▶ WORK INSTRUCTIONS: Return all lines from the listing below in which the string "icon" occurs.

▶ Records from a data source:
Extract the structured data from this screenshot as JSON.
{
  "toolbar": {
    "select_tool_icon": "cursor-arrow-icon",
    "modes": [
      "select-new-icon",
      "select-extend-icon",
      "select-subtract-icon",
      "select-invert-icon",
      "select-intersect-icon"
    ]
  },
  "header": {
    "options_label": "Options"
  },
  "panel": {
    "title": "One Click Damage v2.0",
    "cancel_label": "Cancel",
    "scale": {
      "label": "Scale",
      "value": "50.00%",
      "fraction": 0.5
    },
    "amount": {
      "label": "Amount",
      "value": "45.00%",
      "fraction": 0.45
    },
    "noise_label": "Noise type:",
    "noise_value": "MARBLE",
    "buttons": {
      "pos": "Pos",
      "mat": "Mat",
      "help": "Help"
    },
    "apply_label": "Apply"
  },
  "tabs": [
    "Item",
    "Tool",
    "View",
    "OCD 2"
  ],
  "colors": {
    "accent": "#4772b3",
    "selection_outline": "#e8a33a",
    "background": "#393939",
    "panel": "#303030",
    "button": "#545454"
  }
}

▶ FINISHED ANSWER:
    "select_tool_icon": "cursor-arrow-icon",
      "select-new-icon",
      "select-extend-icon",
      "select-subtract-icon",
      "select-invert-icon",
      "select-intersect-icon"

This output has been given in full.